■ **DIRECTIONS FOR THIS TASK**: Where a line holds the word "electron", copy that line.
====
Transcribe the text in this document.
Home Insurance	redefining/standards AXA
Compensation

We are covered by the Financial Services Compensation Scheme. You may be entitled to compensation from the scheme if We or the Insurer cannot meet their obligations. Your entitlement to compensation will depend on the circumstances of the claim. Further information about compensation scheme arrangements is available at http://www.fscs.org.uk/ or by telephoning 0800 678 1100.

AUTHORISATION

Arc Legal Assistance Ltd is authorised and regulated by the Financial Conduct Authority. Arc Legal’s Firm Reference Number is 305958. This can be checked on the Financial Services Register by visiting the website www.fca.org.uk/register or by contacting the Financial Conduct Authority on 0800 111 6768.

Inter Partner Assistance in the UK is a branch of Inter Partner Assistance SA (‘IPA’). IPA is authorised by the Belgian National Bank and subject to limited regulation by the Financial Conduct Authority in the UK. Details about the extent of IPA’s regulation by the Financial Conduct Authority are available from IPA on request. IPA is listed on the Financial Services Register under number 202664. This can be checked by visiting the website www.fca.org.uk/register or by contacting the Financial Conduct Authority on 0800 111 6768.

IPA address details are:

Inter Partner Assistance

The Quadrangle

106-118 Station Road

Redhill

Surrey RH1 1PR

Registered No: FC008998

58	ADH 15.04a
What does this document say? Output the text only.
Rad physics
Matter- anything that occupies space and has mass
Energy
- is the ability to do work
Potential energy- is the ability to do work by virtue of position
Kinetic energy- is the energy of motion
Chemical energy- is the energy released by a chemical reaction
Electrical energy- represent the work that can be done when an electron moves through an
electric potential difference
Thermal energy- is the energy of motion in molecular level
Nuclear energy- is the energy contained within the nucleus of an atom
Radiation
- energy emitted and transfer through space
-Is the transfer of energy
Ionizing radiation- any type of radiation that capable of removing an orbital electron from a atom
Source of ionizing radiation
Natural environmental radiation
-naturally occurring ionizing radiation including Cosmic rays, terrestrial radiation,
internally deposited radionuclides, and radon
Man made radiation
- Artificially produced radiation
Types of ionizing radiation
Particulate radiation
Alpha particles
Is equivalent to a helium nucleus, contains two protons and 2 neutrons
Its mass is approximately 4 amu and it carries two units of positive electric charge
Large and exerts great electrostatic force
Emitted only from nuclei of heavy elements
====
■ **EXPECTED ANSWER**:
Electrical energy- represent the work that can be done when an electron moves through an
Ionizing radiation- any type of radiation that capable of removing an orbital electron from a atom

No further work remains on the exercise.